* Request *
Give every line back verbatim, dropping all images.

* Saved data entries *
━━━━━━━━━━━━━━━━━━━━━━━━━━━━━━

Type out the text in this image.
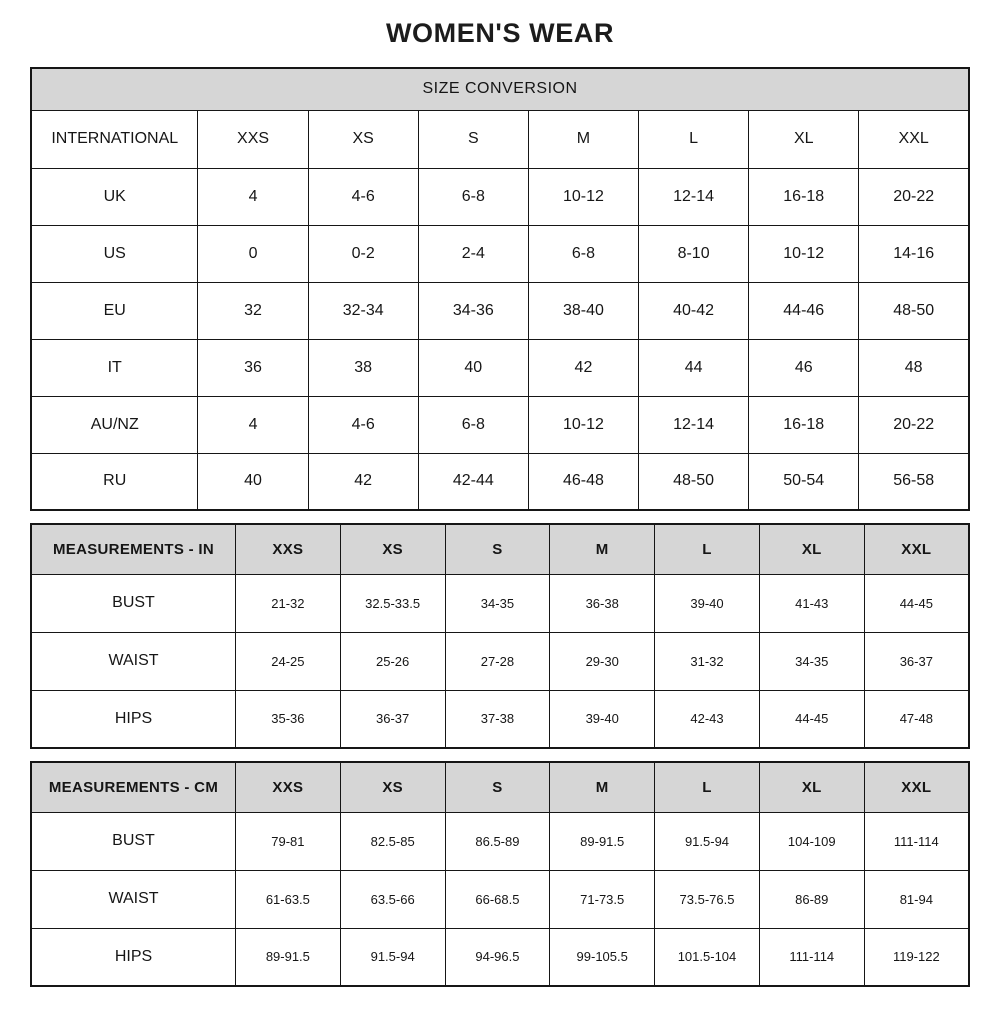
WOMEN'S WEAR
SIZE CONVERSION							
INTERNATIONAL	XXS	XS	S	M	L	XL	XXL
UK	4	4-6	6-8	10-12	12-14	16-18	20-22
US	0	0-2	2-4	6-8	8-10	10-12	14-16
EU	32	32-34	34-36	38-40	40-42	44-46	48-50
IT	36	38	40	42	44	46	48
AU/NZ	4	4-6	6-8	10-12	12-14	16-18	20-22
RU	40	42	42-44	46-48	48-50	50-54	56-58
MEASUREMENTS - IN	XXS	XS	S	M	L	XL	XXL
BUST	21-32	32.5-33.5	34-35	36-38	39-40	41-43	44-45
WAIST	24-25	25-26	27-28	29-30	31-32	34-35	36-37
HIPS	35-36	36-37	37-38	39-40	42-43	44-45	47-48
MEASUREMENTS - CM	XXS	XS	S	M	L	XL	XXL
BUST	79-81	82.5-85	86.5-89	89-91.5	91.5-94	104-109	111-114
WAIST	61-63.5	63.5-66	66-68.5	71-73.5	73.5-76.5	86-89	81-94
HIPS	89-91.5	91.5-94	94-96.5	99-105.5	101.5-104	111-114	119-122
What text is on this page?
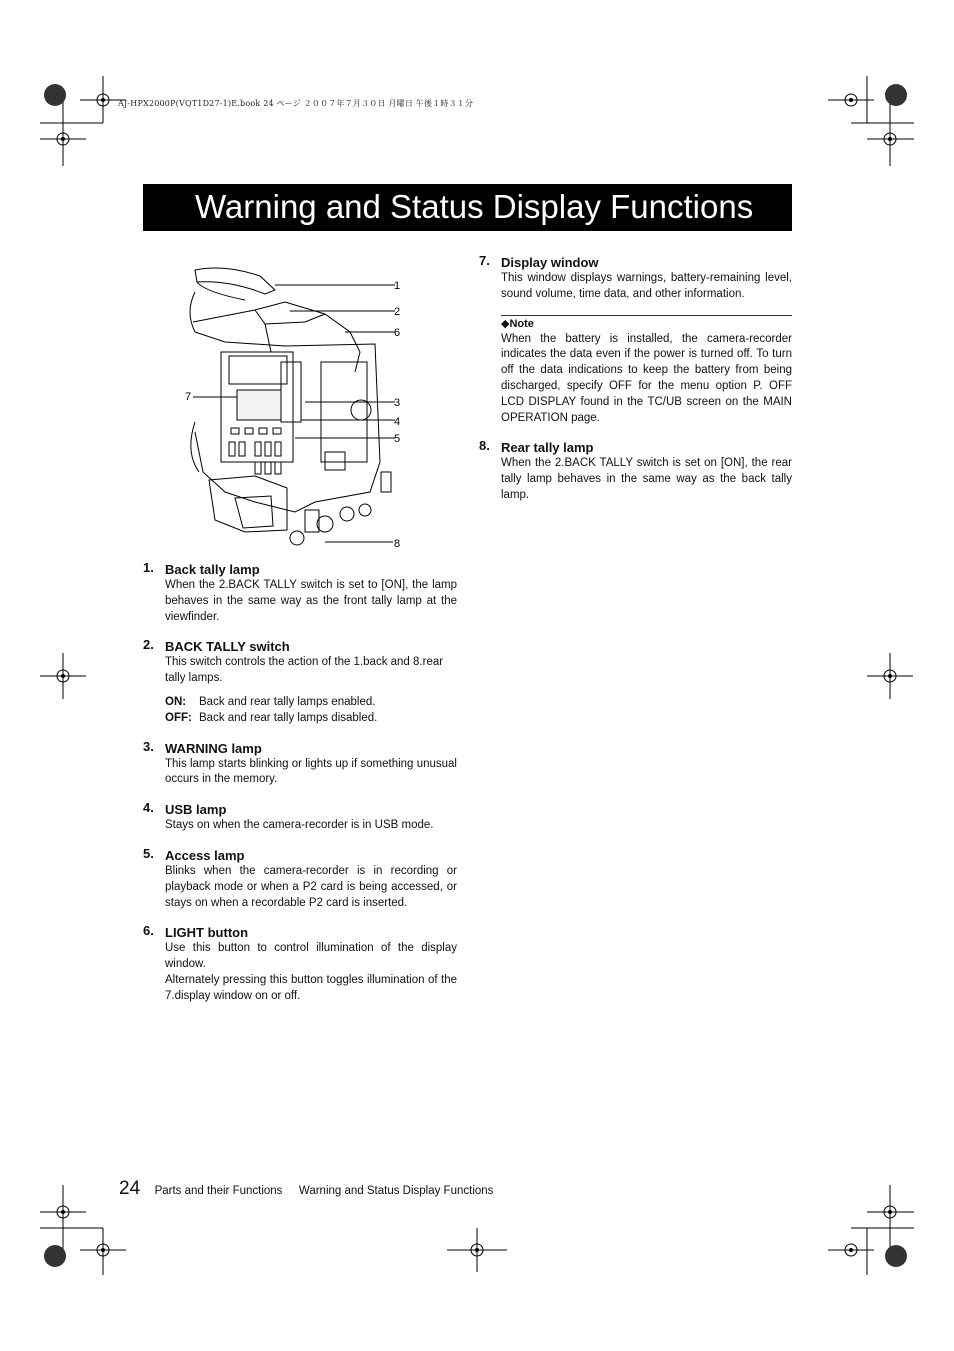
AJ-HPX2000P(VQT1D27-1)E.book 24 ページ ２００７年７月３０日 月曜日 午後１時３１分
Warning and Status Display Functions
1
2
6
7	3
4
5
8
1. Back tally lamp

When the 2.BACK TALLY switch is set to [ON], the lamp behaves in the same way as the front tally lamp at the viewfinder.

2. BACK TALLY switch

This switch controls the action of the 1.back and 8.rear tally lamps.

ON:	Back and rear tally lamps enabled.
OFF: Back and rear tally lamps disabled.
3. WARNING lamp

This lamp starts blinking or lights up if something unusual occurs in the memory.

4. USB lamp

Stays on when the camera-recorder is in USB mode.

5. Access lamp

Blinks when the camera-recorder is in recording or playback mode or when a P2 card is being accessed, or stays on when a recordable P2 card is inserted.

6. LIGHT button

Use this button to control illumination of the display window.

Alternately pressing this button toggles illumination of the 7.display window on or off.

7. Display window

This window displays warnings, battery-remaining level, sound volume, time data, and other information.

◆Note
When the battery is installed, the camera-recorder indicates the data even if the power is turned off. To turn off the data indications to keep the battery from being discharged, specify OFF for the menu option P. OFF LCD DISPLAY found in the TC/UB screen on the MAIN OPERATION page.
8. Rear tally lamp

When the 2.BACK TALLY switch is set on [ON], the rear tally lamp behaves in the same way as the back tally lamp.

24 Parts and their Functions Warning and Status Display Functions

━━━━━━━━━━━━━━━━━━━━━━━━━━━━━━

* Correct response *
Type out the text in this image.
WOMEN'S WEAR
SIZE CONVERSION							
INTERNATIONAL	XXS	XS	S	M	L	XL	XXL
UK	4	4-6	6-8	10-12	12-14	16-18	20-22
US	0	0-2	2-4	6-8	8-10	10-12	14-16
EU	32	32-34	34-36	38-40	40-42	44-46	48-50
IT	36	38	40	42	44	46	48
AU/NZ	4	4-6	6-8	10-12	12-14	16-18	20-22
RU	40	42	42-44	46-48	48-50	50-54	56-58
MEASUREMENTS - IN	XXS	XS	S	M	L	XL	XXL
BUST	21-32	32.5-33.5	34-35	36-38	39-40	41-43	44-45
WAIST	24-25	25-26	27-28	29-30	31-32	34-35	36-37
HIPS	35-36	36-37	37-38	39-40	42-43	44-45	47-48
MEASUREMENTS - CM	XXS	XS	S	M	L	XL	XXL
BUST	79-81	82.5-85	86.5-89	89-91.5	91.5-94	104-109	111-114
WAIST	61-63.5	63.5-66	66-68.5	71-73.5	73.5-76.5	86-89	81-94
HIPS	89-91.5	91.5-94	94-96.5	99-105.5	101.5-104	111-114	119-122
What text is on this page?
AJ-HPX2000P(VQT1D27-1)E.book 24 ページ ２００７年７月３０日 月曜日 午後１時３１分
Warning and Status Display Functions
1
2
6
7	3
4
5
8
1. Back tally lamp

When the 2.BACK TALLY switch is set to [ON], the lamp behaves in the same way as the front tally lamp at the viewfinder.

2. BACK TALLY switch

This switch controls the action of the 1.back and 8.rear tally lamps.

ON:	Back and rear tally lamps enabled.
OFF: Back and rear tally lamps disabled.
3. WARNING lamp

This lamp starts blinking or lights up if something unusual occurs in the memory.

4. USB lamp

Stays on when the camera-recorder is in USB mode.

5. Access lamp

Blinks when the camera-recorder is in recording or playback mode or when a P2 card is being accessed, or stays on when a recordable P2 card is inserted.

6. LIGHT button

Use this button to control illumination of the display window.

Alternately pressing this button toggles illumination of the 7.display window on or off.

7. Display window

This window displays warnings, battery-remaining level, sound volume, time data, and other information.

◆Note
When the battery is installed, the camera-recorder indicates the data even if the power is turned off. To turn off the data indications to keep the battery from being discharged, specify OFF for the menu option P. OFF LCD DISPLAY found in the TC/UB screen on the MAIN OPERATION page.
8. Rear tally lamp

When the 2.BACK TALLY switch is set on [ON], the rear tally lamp behaves in the same way as the back tally lamp.

24 Parts and their Functions Warning and Status Display Functions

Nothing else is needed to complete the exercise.